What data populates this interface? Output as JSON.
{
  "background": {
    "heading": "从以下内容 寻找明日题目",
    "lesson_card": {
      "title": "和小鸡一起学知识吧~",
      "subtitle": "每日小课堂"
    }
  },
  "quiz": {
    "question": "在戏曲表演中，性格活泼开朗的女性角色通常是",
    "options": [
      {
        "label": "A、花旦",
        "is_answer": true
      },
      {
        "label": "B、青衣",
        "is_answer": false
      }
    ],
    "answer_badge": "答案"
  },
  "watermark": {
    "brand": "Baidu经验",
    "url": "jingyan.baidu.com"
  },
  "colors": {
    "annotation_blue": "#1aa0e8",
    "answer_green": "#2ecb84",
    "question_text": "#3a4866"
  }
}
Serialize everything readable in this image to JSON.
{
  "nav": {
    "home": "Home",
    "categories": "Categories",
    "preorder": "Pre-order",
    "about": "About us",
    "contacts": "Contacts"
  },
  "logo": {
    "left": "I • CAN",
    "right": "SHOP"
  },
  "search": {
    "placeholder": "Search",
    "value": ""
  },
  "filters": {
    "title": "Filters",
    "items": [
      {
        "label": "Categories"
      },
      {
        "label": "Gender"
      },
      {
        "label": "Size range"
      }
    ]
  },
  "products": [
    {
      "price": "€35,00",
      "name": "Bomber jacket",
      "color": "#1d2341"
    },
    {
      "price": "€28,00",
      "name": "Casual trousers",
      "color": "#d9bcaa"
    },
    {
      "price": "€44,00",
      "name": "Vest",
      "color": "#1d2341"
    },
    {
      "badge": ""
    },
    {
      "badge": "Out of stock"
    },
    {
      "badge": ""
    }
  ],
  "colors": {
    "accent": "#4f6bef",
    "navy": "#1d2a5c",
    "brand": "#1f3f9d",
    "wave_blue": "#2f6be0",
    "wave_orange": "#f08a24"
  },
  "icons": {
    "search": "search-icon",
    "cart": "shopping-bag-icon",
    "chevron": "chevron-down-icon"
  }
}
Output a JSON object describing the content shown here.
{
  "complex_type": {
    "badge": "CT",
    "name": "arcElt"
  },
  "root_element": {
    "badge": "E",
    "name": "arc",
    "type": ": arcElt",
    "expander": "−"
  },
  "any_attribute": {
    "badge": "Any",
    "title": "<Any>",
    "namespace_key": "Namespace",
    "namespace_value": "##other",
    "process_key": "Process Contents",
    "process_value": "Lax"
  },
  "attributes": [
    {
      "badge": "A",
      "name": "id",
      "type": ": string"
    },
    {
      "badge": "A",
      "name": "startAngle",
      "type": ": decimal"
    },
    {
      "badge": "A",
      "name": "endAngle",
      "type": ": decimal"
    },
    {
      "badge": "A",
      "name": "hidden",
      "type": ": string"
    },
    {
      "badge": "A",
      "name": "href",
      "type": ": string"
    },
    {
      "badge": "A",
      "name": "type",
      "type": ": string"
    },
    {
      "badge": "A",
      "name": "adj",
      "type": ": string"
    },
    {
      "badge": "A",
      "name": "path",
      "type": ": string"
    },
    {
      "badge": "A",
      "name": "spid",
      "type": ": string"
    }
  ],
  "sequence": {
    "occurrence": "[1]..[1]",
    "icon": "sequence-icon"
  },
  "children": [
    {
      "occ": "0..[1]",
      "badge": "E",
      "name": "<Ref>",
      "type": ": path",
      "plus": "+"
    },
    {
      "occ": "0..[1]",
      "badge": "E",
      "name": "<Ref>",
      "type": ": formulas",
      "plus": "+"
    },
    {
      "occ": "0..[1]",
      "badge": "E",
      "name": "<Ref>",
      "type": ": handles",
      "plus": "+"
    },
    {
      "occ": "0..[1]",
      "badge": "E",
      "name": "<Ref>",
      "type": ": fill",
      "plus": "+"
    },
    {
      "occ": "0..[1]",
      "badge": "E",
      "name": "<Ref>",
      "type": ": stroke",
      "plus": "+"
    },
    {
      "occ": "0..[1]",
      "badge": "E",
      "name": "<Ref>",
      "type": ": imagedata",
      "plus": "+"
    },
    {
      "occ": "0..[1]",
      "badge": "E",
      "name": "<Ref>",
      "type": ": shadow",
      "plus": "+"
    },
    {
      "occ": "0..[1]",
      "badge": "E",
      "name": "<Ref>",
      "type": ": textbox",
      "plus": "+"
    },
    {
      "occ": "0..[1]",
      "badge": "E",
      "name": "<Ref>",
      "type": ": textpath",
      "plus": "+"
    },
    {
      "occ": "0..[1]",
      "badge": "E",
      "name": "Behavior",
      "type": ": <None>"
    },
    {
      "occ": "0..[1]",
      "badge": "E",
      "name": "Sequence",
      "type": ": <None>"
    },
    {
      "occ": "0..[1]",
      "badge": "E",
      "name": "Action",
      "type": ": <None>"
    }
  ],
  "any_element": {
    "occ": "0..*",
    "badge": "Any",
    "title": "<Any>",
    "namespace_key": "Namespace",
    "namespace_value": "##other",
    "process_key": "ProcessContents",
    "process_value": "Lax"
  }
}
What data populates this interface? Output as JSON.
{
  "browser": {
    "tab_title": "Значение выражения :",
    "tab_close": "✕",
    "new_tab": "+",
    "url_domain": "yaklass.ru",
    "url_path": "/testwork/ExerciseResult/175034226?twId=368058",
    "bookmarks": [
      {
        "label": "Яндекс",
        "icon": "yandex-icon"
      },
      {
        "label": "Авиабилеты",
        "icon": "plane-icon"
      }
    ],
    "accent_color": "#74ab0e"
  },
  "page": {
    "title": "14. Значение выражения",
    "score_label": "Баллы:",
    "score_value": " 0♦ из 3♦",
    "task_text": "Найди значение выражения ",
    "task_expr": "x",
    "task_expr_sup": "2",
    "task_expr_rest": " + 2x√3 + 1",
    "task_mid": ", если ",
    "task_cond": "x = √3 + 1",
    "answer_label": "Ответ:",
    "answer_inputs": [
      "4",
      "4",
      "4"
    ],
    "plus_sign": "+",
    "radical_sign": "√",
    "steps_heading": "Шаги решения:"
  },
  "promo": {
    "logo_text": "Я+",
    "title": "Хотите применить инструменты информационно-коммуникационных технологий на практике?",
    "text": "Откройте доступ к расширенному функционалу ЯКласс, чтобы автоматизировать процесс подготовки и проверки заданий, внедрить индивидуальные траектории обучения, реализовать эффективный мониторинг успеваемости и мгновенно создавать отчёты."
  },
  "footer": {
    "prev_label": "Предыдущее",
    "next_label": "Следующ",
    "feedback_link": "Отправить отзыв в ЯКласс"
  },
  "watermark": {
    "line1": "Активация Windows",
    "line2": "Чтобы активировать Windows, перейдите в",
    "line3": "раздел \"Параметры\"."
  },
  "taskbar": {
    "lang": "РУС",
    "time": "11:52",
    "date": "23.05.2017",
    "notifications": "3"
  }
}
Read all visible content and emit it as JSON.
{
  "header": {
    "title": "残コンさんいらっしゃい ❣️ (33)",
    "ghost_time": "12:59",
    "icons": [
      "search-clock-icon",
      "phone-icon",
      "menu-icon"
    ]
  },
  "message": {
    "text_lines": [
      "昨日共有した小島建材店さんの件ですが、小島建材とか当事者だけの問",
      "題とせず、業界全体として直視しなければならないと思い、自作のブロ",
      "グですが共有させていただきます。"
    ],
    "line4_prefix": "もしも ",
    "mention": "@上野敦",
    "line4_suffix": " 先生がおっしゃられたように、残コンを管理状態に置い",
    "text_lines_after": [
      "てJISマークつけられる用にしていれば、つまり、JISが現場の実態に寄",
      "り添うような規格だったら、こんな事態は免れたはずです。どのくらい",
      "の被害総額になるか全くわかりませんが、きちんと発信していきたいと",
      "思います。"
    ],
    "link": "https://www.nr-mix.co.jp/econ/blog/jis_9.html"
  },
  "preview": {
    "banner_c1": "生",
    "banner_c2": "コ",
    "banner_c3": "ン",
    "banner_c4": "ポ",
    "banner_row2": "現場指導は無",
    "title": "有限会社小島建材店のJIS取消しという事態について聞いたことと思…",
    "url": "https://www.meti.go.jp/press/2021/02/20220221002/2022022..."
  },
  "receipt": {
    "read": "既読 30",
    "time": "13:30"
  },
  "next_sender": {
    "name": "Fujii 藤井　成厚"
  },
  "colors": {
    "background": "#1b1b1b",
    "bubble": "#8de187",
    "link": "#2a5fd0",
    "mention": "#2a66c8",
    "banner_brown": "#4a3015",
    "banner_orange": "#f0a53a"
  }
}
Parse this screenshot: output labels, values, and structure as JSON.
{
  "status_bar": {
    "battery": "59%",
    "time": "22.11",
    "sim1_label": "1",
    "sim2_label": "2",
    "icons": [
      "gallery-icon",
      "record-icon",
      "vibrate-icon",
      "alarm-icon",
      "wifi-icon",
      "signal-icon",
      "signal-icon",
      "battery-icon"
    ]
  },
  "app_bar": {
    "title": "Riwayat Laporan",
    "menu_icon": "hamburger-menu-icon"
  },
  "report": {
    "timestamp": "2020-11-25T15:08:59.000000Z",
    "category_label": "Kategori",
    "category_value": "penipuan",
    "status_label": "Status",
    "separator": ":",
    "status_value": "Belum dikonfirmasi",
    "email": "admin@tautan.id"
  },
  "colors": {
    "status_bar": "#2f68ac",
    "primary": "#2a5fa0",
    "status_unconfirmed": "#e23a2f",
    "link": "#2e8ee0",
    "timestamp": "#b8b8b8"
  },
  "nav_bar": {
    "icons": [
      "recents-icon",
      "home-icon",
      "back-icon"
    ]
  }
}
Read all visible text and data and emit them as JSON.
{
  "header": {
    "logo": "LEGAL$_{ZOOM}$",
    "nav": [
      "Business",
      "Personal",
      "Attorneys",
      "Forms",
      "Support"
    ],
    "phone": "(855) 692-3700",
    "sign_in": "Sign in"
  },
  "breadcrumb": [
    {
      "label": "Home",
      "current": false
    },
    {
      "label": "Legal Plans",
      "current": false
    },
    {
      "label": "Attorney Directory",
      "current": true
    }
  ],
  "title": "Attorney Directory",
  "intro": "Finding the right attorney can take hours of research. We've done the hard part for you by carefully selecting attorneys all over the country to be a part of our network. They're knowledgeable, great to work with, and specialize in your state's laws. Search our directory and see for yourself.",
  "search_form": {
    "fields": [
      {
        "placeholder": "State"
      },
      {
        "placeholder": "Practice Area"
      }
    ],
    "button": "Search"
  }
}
*****
▶ _Your instructions_
Begin at the line containing "Read all visible text" and reproduce each line through the end of the records above.

▶ _Finished exercise_
Read all visible text and data and emit them as JSON.
{
  "header": {
    "logo": "LEGAL$_{ZOOM}$",
    "nav": [
      "Business",
      "Personal",
      "Attorneys",
      "Forms",
      "Support"
    ],
    "phone": "(855) 692-3700",
    "sign_in": "Sign in"
  },
  "breadcrumb": [
    {
      "label": "Home",
      "current": false
    },
    {
      "label": "Legal Plans",
      "current": false
    },
    {
      "label": "Attorney Directory",
      "current": true
    }
  ],
  "title": "Attorney Directory",
  "intro": "Finding the right attorney can take hours of research. We've done the hard part for you by carefully selecting attorneys all over the country to be a part of our network. They're knowledgeable, great to work with, and specialize in your state's laws. Search our directory and see for yourself.",
  "search_form": {
    "fields": [
      {
        "placeholder": "State"
      },
      {
        "placeholder": "Practice Area"
      }
    ],
    "button": "Search"
  }
}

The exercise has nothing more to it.